**What to do**
Gather all lines containing the string "withoutDVC" and copy them out.

(Structured figure records)
______
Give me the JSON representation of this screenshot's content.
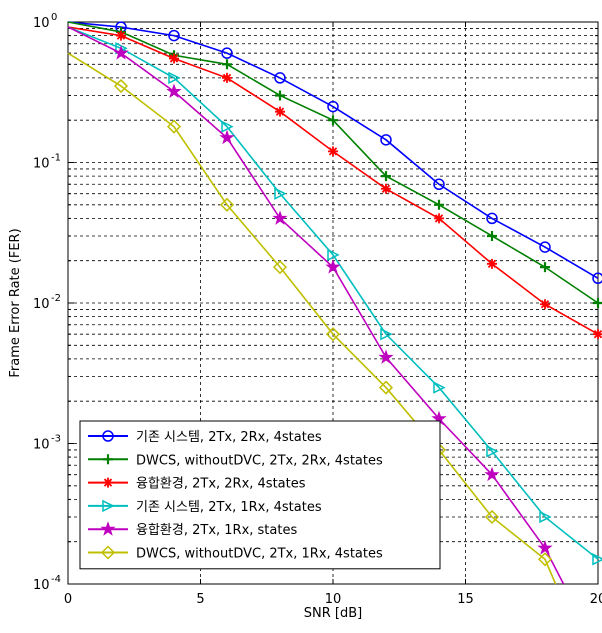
{
  "chart_data": {
    "type": "line",
    "title": "",
    "xlabel": "SNR [dB]",
    "ylabel": "Frame Error Rate (FER)",
    "xlim": [
      0,
      20
    ],
    "ylim": [
      0.0001,
      1
    ],
    "yscale": "log",
    "grid": true,
    "legend_placement": "bottom-left",
    "x_ticks": [
      "0",
      "5",
      "10",
      "15",
      "20"
    ],
    "y_ticks": [
      {
        "base": "10",
        "exp": "0"
      },
      {
        "base": "10",
        "exp": "-1"
      },
      {
        "base": "10",
        "exp": "-2"
      },
      {
        "base": "10",
        "exp": "-3"
      },
      {
        "base": "10",
        "exp": "-4"
      }
    ],
    "series": [
      {
        "name": "기존 시스템, 2Tx, 2Rx, 4states",
        "color": "#0000ff",
        "marker": "circle",
        "x": [
          0,
          2,
          4,
          6,
          8,
          10,
          12,
          14,
          16,
          18,
          20
        ],
        "y": [
          1.0,
          0.92,
          0.8,
          0.6,
          0.4,
          0.25,
          0.145,
          0.07,
          0.04,
          0.025,
          0.015
        ]
      },
      {
        "name": "DWCS, withoutDVC, 2Tx, 2Rx, 4states",
        "color": "#008000",
        "marker": "plus",
        "x": [
          0,
          2,
          4,
          6,
          8,
          10,
          12,
          14,
          16,
          18,
          20
        ],
        "y": [
          1.0,
          0.85,
          0.58,
          0.5,
          0.3,
          0.2,
          0.08,
          0.05,
          0.03,
          0.018,
          0.01
        ]
      },
      {
        "name": "융합환경, 2Tx, 2Rx, 4states",
        "color": "#ff0000",
        "marker": "star",
        "x": [
          0,
          2,
          4,
          6,
          8,
          10,
          12,
          14,
          16,
          18,
          20
        ],
        "y": [
          0.92,
          0.8,
          0.55,
          0.4,
          0.23,
          0.12,
          0.065,
          0.04,
          0.019,
          0.0098,
          0.006
        ]
      },
      {
        "name": "기존 시스템, 2Tx, 1Rx, 4states",
        "color": "#00bfbf",
        "marker": "triangle-right",
        "x": [
          0,
          2,
          4,
          6,
          8,
          10,
          12,
          14,
          16,
          18,
          20
        ],
        "y": [
          0.92,
          0.65,
          0.4,
          0.18,
          0.06,
          0.022,
          0.006,
          0.0025,
          0.00088,
          0.0003,
          0.00015
        ]
      },
      {
        "name": "융합환경, 2Tx, 1Rx, states",
        "color": "#bf00bf",
        "marker": "pentagram",
        "x": [
          0,
          2,
          4,
          6,
          8,
          10,
          12,
          14,
          16,
          18,
          18.7
        ],
        "y": [
          0.92,
          0.6,
          0.32,
          0.15,
          0.04,
          0.018,
          0.0041,
          0.0015,
          0.0006,
          0.00018,
          0.0001
        ]
      },
      {
        "name": "DWCS, withoutDVC, 2Tx, 1Rx, 4states",
        "color": "#bfbf00",
        "marker": "diamond",
        "x": [
          0,
          2,
          4,
          6,
          8,
          10,
          12,
          14,
          16,
          18,
          18.4
        ],
        "y": [
          0.6,
          0.35,
          0.18,
          0.05,
          0.018,
          0.006,
          0.0025,
          0.0009,
          0.0003,
          0.00015,
          0.0001
        ]
      }
    ]
  }
}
______
**Solution**
        "name": "DWCS, withoutDVC, 2Tx, 2Rx, 4states",
        "name": "DWCS, withoutDVC, 2Tx, 1Rx, 4states",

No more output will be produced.